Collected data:
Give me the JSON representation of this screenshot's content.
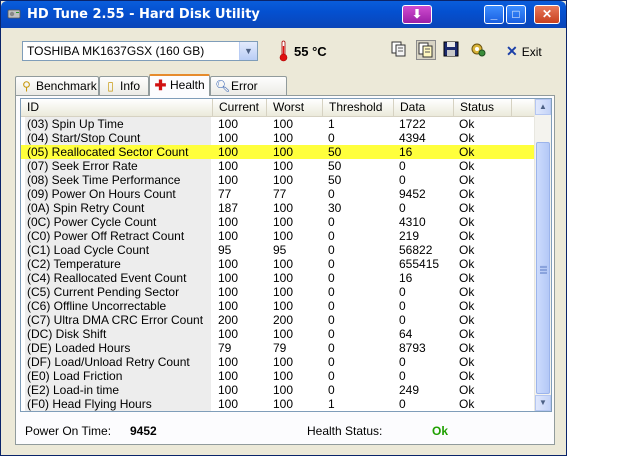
{
  "window": {
    "title": "HD Tune 2.55 - Hard Disk Utility"
  },
  "title_buttons": [
    {
      "name": "screenshot",
      "glyph": "⬇"
    },
    {
      "name": "minimize",
      "glyph": "_"
    },
    {
      "name": "maximize",
      "glyph": "□"
    },
    {
      "name": "close",
      "glyph": "✕"
    }
  ],
  "toolbar": {
    "drive": "TOSHIBA MK1637GSX (160 GB)",
    "temperature": "55 °C",
    "exit_label": "Exit"
  },
  "tabs": [
    {
      "label": "Benchmark",
      "icon": "benchmark-icon"
    },
    {
      "label": "Info",
      "icon": "info-icon"
    },
    {
      "label": "Health",
      "icon": "health-cross-icon",
      "active": true
    },
    {
      "label": "Error Scan",
      "icon": "magnifier-icon"
    }
  ],
  "table": {
    "columns": [
      "ID",
      "Current",
      "Worst",
      "Threshold",
      "Data",
      "Status"
    ],
    "rows": [
      {
        "id": "(03) Spin Up Time",
        "current": "100",
        "worst": "100",
        "threshold": "1",
        "data": "1722",
        "status": "Ok"
      },
      {
        "id": "(04) Start/Stop Count",
        "current": "100",
        "worst": "100",
        "threshold": "0",
        "data": "4394",
        "status": "Ok"
      },
      {
        "id": "(05) Reallocated Sector Count",
        "current": "100",
        "worst": "100",
        "threshold": "50",
        "data": "16",
        "status": "Ok",
        "highlight": true
      },
      {
        "id": "(07) Seek Error Rate",
        "current": "100",
        "worst": "100",
        "threshold": "50",
        "data": "0",
        "status": "Ok"
      },
      {
        "id": "(08) Seek Time Performance",
        "current": "100",
        "worst": "100",
        "threshold": "50",
        "data": "0",
        "status": "Ok"
      },
      {
        "id": "(09) Power On Hours Count",
        "current": "77",
        "worst": "77",
        "threshold": "0",
        "data": "9452",
        "status": "Ok"
      },
      {
        "id": "(0A) Spin Retry Count",
        "current": "187",
        "worst": "100",
        "threshold": "30",
        "data": "0",
        "status": "Ok"
      },
      {
        "id": "(0C) Power Cycle Count",
        "current": "100",
        "worst": "100",
        "threshold": "0",
        "data": "4310",
        "status": "Ok"
      },
      {
        "id": "(C0) Power Off Retract Count",
        "current": "100",
        "worst": "100",
        "threshold": "0",
        "data": "219",
        "status": "Ok"
      },
      {
        "id": "(C1) Load Cycle Count",
        "current": "95",
        "worst": "95",
        "threshold": "0",
        "data": "56822",
        "status": "Ok"
      },
      {
        "id": "(C2) Temperature",
        "current": "100",
        "worst": "100",
        "threshold": "0",
        "data": "655415",
        "status": "Ok"
      },
      {
        "id": "(C4) Reallocated Event Count",
        "current": "100",
        "worst": "100",
        "threshold": "0",
        "data": "16",
        "status": "Ok"
      },
      {
        "id": "(C5) Current Pending Sector",
        "current": "100",
        "worst": "100",
        "threshold": "0",
        "data": "0",
        "status": "Ok"
      },
      {
        "id": "(C6) Offline Uncorrectable",
        "current": "100",
        "worst": "100",
        "threshold": "0",
        "data": "0",
        "status": "Ok"
      },
      {
        "id": "(C7) Ultra DMA CRC Error Count",
        "current": "200",
        "worst": "200",
        "threshold": "0",
        "data": "0",
        "status": "Ok"
      },
      {
        "id": "(DC) Disk Shift",
        "current": "100",
        "worst": "100",
        "threshold": "0",
        "data": "64",
        "status": "Ok"
      },
      {
        "id": "(DE) Loaded Hours",
        "current": "79",
        "worst": "79",
        "threshold": "0",
        "data": "8793",
        "status": "Ok"
      },
      {
        "id": "(DF) Load/Unload Retry Count",
        "current": "100",
        "worst": "100",
        "threshold": "0",
        "data": "0",
        "status": "Ok"
      },
      {
        "id": "(E0) Load Friction",
        "current": "100",
        "worst": "100",
        "threshold": "0",
        "data": "0",
        "status": "Ok"
      },
      {
        "id": "(E2) Load-in time",
        "current": "100",
        "worst": "100",
        "threshold": "0",
        "data": "249",
        "status": "Ok"
      },
      {
        "id": "(F0) Head Flying Hours",
        "current": "100",
        "worst": "100",
        "threshold": "1",
        "data": "0",
        "status": "Ok"
      }
    ]
  },
  "footer": {
    "power_on_label": "Power On Time:",
    "power_on_value": "9452",
    "health_label": "Health Status:",
    "health_value": "Ok"
  },
  "colors": {
    "highlight": "#ffff3c",
    "health_ok": "#1fa000",
    "temperature": "#000000"
  }
}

## Directive:
Extract each line from the entries above that contains the string "Count".

## Solution to this problem:
        "id": "(04) Start/Stop Count",
        "id": "(05) Reallocated Sector Count",
        "id": "(09) Power On Hours Count",
        "id": "(0A) Spin Retry Count",
        "id": "(0C) Power Cycle Count",
        "id": "(C0) Power Off Retract Count",
        "id": "(C1) Load Cycle Count",
        "id": "(C4) Reallocated Event Count",
        "id": "(C7) Ultra DMA CRC Error Count",
        "id": "(DF) Load/Unload Retry Count",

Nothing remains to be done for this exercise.